Your task
Take each line containing "天坑鹰猎" and report it exactly as written.

Recorded data
• • • •

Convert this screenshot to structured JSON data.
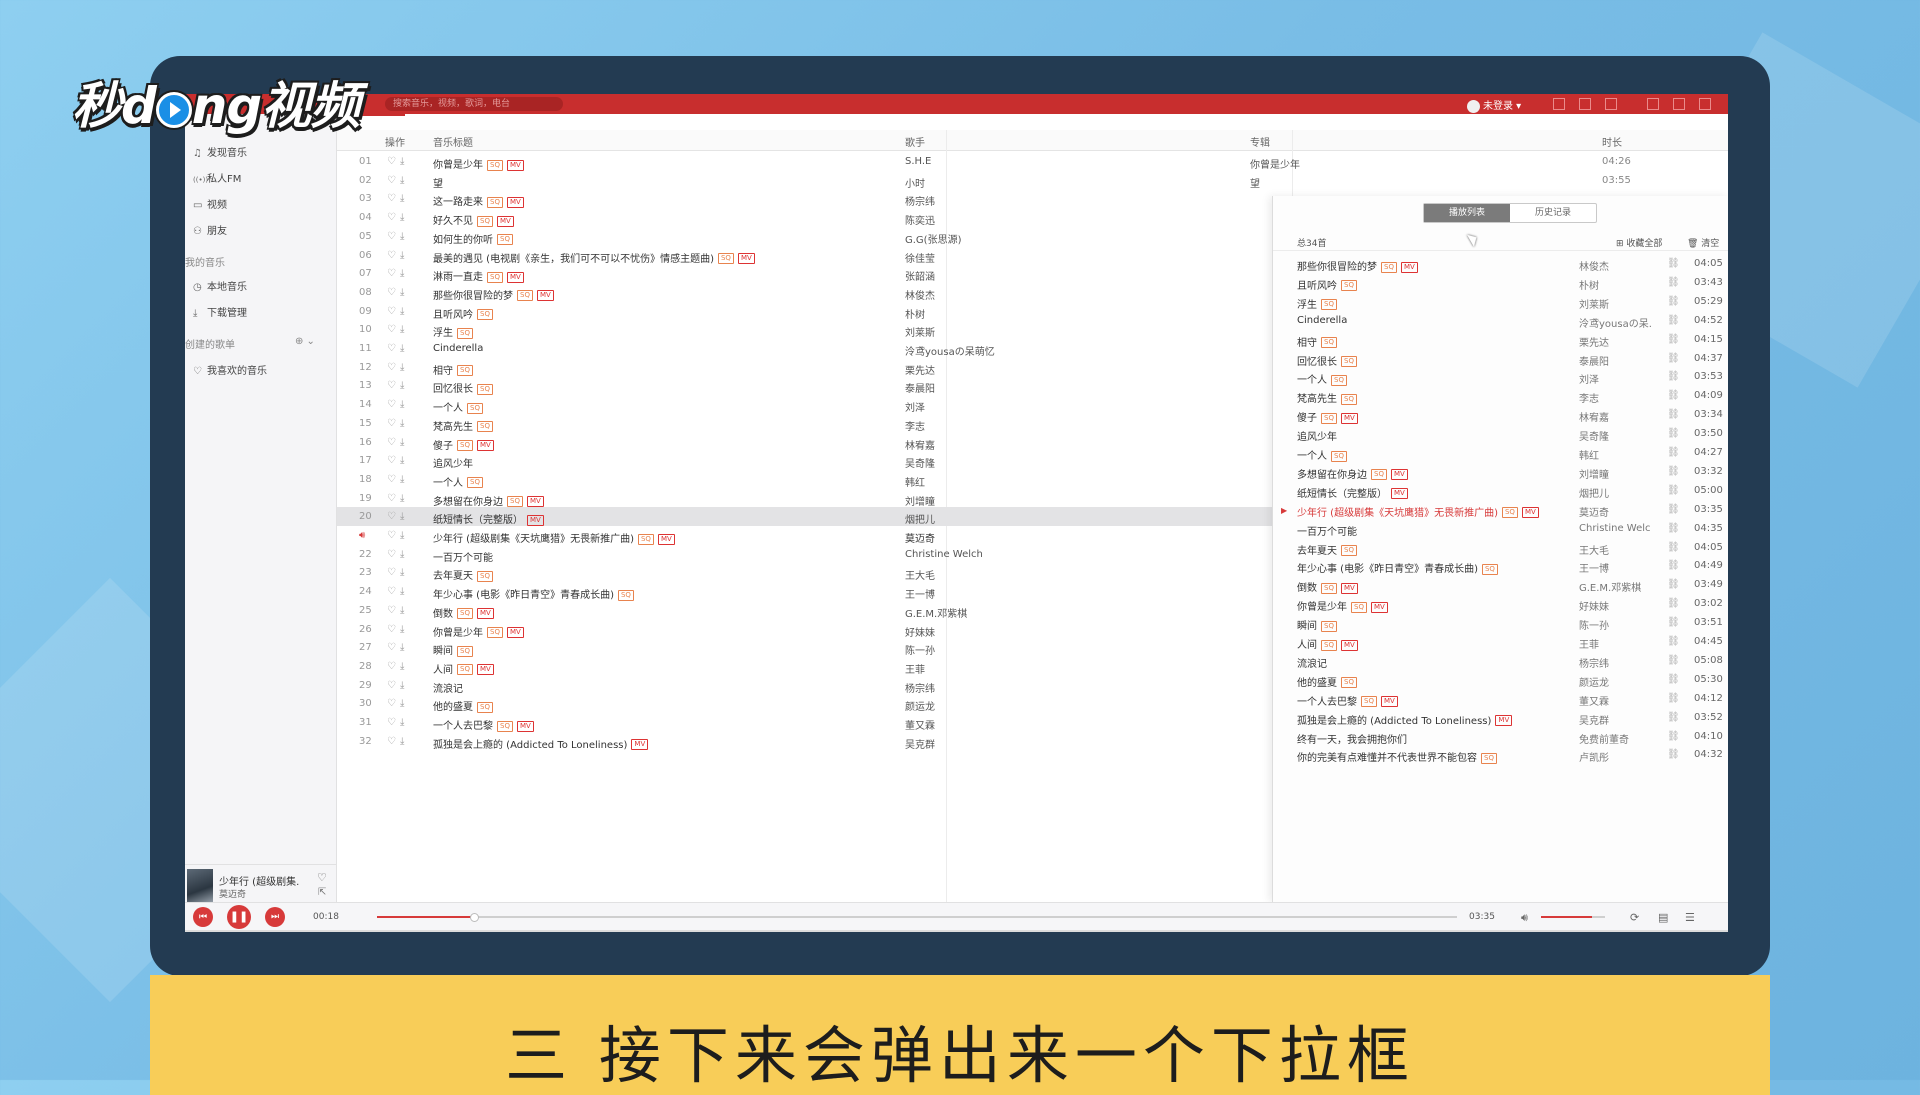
{
  "watermark": {
    "part1": "秒d",
    "part2": "ng视频"
  },
  "caption": "三  接下来会弹出来一个下拉框",
  "app": {
    "search_placeholder": "搜索音乐，视频，歌词，电台",
    "user_name": "未登录",
    "sidebar": {
      "items": [
        {
          "icon": "♫",
          "label": "发现音乐"
        },
        {
          "icon": "((•))",
          "label": "私人FM"
        },
        {
          "icon": "▭",
          "label": "视频"
        },
        {
          "icon": "⚇",
          "label": "朋友"
        }
      ],
      "group_my": "我的音乐",
      "my_items": [
        {
          "icon": "◷",
          "label": "本地音乐"
        },
        {
          "icon": "⤓",
          "label": "下载管理"
        }
      ],
      "group_created": "创建的歌单",
      "created_items": [
        {
          "icon": "♡",
          "label": "我喜欢的音乐"
        }
      ]
    },
    "mini_player": {
      "title": "少年行 (超级剧集...",
      "artist": "莫迈奇"
    },
    "table_headers": {
      "ops": "操作",
      "title": "音乐标题",
      "artist": "歌手",
      "album": "专辑",
      "duration": "时长"
    },
    "songs": [
      {
        "num": "01",
        "title": "你曾是少年",
        "tags": [
          "SQ",
          "MV"
        ],
        "artist": "S.H.E",
        "album": "你曾是少年",
        "dur": "04:26"
      },
      {
        "num": "02",
        "title": "望",
        "tags": [],
        "artist": "小时",
        "album": "望",
        "dur": "03:55"
      },
      {
        "num": "03",
        "title": "这一路走来",
        "tags": [
          "SQ",
          "MV"
        ],
        "artist": "杨宗纬",
        "album": "",
        "dur": ""
      },
      {
        "num": "04",
        "title": "好久不见",
        "tags": [
          "SQ",
          "MV"
        ],
        "artist": "陈奕迅",
        "album": "",
        "dur": ""
      },
      {
        "num": "05",
        "title": "如何生的你听",
        "tags": [
          "SQ"
        ],
        "artist": "G.G(张思源)",
        "album": "",
        "dur": ""
      },
      {
        "num": "06",
        "title": "最美的遇见 (电视剧《亲生，我们可不可以不忧伤》情感主题曲)",
        "tags": [
          "SQ",
          "MV"
        ],
        "artist": "徐佳莹",
        "album": "",
        "dur": ""
      },
      {
        "num": "07",
        "title": "淋雨一直走",
        "tags": [
          "SQ",
          "MV"
        ],
        "artist": "张韶涵",
        "album": "",
        "dur": ""
      },
      {
        "num": "08",
        "title": "那些你很冒险的梦",
        "tags": [
          "SQ",
          "MV"
        ],
        "artist": "林俊杰",
        "album": "",
        "dur": ""
      },
      {
        "num": "09",
        "title": "且听风吟",
        "tags": [
          "SQ"
        ],
        "artist": "朴树",
        "album": "",
        "dur": ""
      },
      {
        "num": "10",
        "title": "浮生",
        "tags": [
          "SQ"
        ],
        "artist": "刘莱斯",
        "album": "",
        "dur": ""
      },
      {
        "num": "11",
        "title": "Cinderella",
        "tags": [],
        "artist": "泠鸢yousaの呆萌忆",
        "album": "",
        "dur": ""
      },
      {
        "num": "12",
        "title": "相守",
        "tags": [
          "SQ"
        ],
        "artist": "栗先达",
        "album": "",
        "dur": ""
      },
      {
        "num": "13",
        "title": "回忆很长",
        "tags": [
          "SQ"
        ],
        "artist": "泰晨阳",
        "album": "",
        "dur": ""
      },
      {
        "num": "14",
        "title": "一个人",
        "tags": [
          "SQ"
        ],
        "artist": "刘泽",
        "album": "",
        "dur": ""
      },
      {
        "num": "15",
        "title": "梵高先生",
        "tags": [
          "SQ"
        ],
        "artist": "李志",
        "album": "",
        "dur": ""
      },
      {
        "num": "16",
        "title": "傻子",
        "tags": [
          "SQ",
          "MV"
        ],
        "artist": "林宥嘉",
        "album": "",
        "dur": ""
      },
      {
        "num": "17",
        "title": "追风少年",
        "tags": [],
        "artist": "吴奇隆",
        "album": "",
        "dur": ""
      },
      {
        "num": "18",
        "title": "一个人",
        "tags": [
          "SQ"
        ],
        "artist": "韩红",
        "album": "",
        "dur": ""
      },
      {
        "num": "19",
        "title": "多想留在你身边",
        "tags": [
          "SQ",
          "MV"
        ],
        "artist": "刘增瞳",
        "album": "",
        "dur": ""
      },
      {
        "num": "20",
        "title": "纸短情长（完整版）",
        "tags": [
          "MV"
        ],
        "artist": "烟把儿",
        "album": "",
        "dur": ""
      },
      {
        "num": "21",
        "title": "少年行 (超级剧集《天坑鹰猎》无畏新推广曲)",
        "tags": [
          "SQ",
          "MV"
        ],
        "artist": "莫迈奇",
        "album": "",
        "dur": ""
      },
      {
        "num": "22",
        "title": "一百万个可能",
        "tags": [],
        "artist": "Christine Welch",
        "album": "",
        "dur": ""
      },
      {
        "num": "23",
        "title": "去年夏天",
        "tags": [
          "SQ"
        ],
        "artist": "王大毛",
        "album": "",
        "dur": ""
      },
      {
        "num": "24",
        "title": "年少心事 (电影《昨日青空》青春成长曲)",
        "tags": [
          "SQ"
        ],
        "artist": "王一博",
        "album": "",
        "dur": ""
      },
      {
        "num": "25",
        "title": "倒数",
        "tags": [
          "SQ",
          "MV"
        ],
        "artist": "G.E.M.邓紫棋",
        "album": "",
        "dur": ""
      },
      {
        "num": "26",
        "title": "你曾是少年",
        "tags": [
          "SQ",
          "MV"
        ],
        "artist": "好妹妹",
        "album": "",
        "dur": ""
      },
      {
        "num": "27",
        "title": "瞬间",
        "tags": [
          "SQ"
        ],
        "artist": "陈一孙",
        "album": "",
        "dur": ""
      },
      {
        "num": "28",
        "title": "人间",
        "tags": [
          "SQ",
          "MV"
        ],
        "artist": "王菲",
        "album": "",
        "dur": ""
      },
      {
        "num": "29",
        "title": "流浪记",
        "tags": [],
        "artist": "杨宗纬",
        "album": "",
        "dur": ""
      },
      {
        "num": "30",
        "title": "他的盛夏",
        "tags": [
          "SQ"
        ],
        "artist": "颜运龙",
        "album": "",
        "dur": ""
      },
      {
        "num": "31",
        "title": "一个人去巴黎",
        "tags": [
          "SQ",
          "MV"
        ],
        "artist": "董又霖",
        "album": "",
        "dur": ""
      },
      {
        "num": "32",
        "title": "孤独是会上瘾的 (Addicted To Loneliness)",
        "tags": [
          "MV"
        ],
        "artist": "吴克群",
        "album": "",
        "dur": ""
      }
    ],
    "popup": {
      "tab_playlist": "播放列表",
      "tab_history": "历史记录",
      "count": "总34首",
      "collect_all": "收藏全部",
      "clear": "清空",
      "rows": [
        {
          "title": "那些你很冒险的梦",
          "tags": [
            "SQ",
            "MV"
          ],
          "artist": "林俊杰",
          "dur": "04:05"
        },
        {
          "title": "且听风吟",
          "tags": [
            "SQ"
          ],
          "artist": "朴树",
          "dur": "03:43"
        },
        {
          "title": "浮生",
          "tags": [
            "SQ"
          ],
          "artist": "刘莱斯",
          "dur": "05:29"
        },
        {
          "title": "Cinderella",
          "tags": [],
          "artist": "泠鸢yousaの呆...",
          "dur": "04:52"
        },
        {
          "title": "相守",
          "tags": [
            "SQ"
          ],
          "artist": "栗先达",
          "dur": "04:15"
        },
        {
          "title": "回忆很长",
          "tags": [
            "SQ"
          ],
          "artist": "泰晨阳",
          "dur": "04:37"
        },
        {
          "title": "一个人",
          "tags": [
            "SQ"
          ],
          "artist": "刘泽",
          "dur": "03:53"
        },
        {
          "title": "梵高先生",
          "tags": [
            "SQ"
          ],
          "artist": "李志",
          "dur": "04:09"
        },
        {
          "title": "傻子",
          "tags": [
            "SQ",
            "MV"
          ],
          "artist": "林宥嘉",
          "dur": "03:34"
        },
        {
          "title": "追风少年",
          "tags": [],
          "artist": "吴奇隆",
          "dur": "03:50"
        },
        {
          "title": "一个人",
          "tags": [
            "SQ"
          ],
          "artist": "韩红",
          "dur": "04:27"
        },
        {
          "title": "多想留在你身边",
          "tags": [
            "SQ",
            "MV"
          ],
          "artist": "刘增瞳",
          "dur": "03:32"
        },
        {
          "title": "纸短情长（完整版）",
          "tags": [
            "MV"
          ],
          "artist": "烟把儿",
          "dur": "05:00"
        },
        {
          "title": "少年行 (超级剧集《天坑鹰猎》无畏新推广曲)",
          "tags": [
            "SQ",
            "MV"
          ],
          "artist": "莫迈奇",
          "dur": "03:35",
          "playing": true
        },
        {
          "title": "一百万个可能",
          "tags": [],
          "artist": "Christine Welch",
          "dur": "04:35"
        },
        {
          "title": "去年夏天",
          "tags": [
            "SQ"
          ],
          "artist": "王大毛",
          "dur": "04:05"
        },
        {
          "title": "年少心事 (电影《昨日青空》青春成长曲)",
          "tags": [
            "SQ"
          ],
          "artist": "王一博",
          "dur": "04:49"
        },
        {
          "title": "倒数",
          "tags": [
            "SQ",
            "MV"
          ],
          "artist": "G.E.M.邓紫棋",
          "dur": "03:49"
        },
        {
          "title": "你曾是少年",
          "tags": [
            "SQ",
            "MV"
          ],
          "artist": "好妹妹",
          "dur": "03:02"
        },
        {
          "title": "瞬间",
          "tags": [
            "SQ"
          ],
          "artist": "陈一孙",
          "dur": "03:51"
        },
        {
          "title": "人间",
          "tags": [
            "SQ",
            "MV"
          ],
          "artist": "王菲",
          "dur": "04:45"
        },
        {
          "title": "流浪记",
          "tags": [],
          "artist": "杨宗纬",
          "dur": "05:08"
        },
        {
          "title": "他的盛夏",
          "tags": [
            "SQ"
          ],
          "artist": "颜运龙",
          "dur": "05:30"
        },
        {
          "title": "一个人去巴黎",
          "tags": [
            "SQ",
            "MV"
          ],
          "artist": "董又霖",
          "dur": "04:12"
        },
        {
          "title": "孤独是会上瘾的 (Addicted To Loneliness)",
          "tags": [
            "MV"
          ],
          "artist": "吴克群",
          "dur": "03:52"
        },
        {
          "title": "终有一天，我会拥抱你们",
          "tags": [],
          "artist": "免费前董奇",
          "dur": "04:10"
        },
        {
          "title": "你的完美有点难懂并不代表世界不能包容",
          "tags": [
            "SQ"
          ],
          "artist": "卢凯彤",
          "dur": "04:32"
        }
      ]
    },
    "player": {
      "current": "00:18",
      "total": "03:35",
      "progress": 0.09,
      "volume": 0.8
    },
    "colors": {
      "accent": "#d73a3a",
      "topbar": "#c82e2e",
      "caption_bg": "#f8cd58",
      "monitor": "#233b52"
    }
  }
}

• • • •

Task answer
        "title": "少年行 (超级剧集《天坑鹰猎》无畏新推广曲)",
          "title": "少年行 (超级剧集《天坑鹰猎》无畏新推广曲)",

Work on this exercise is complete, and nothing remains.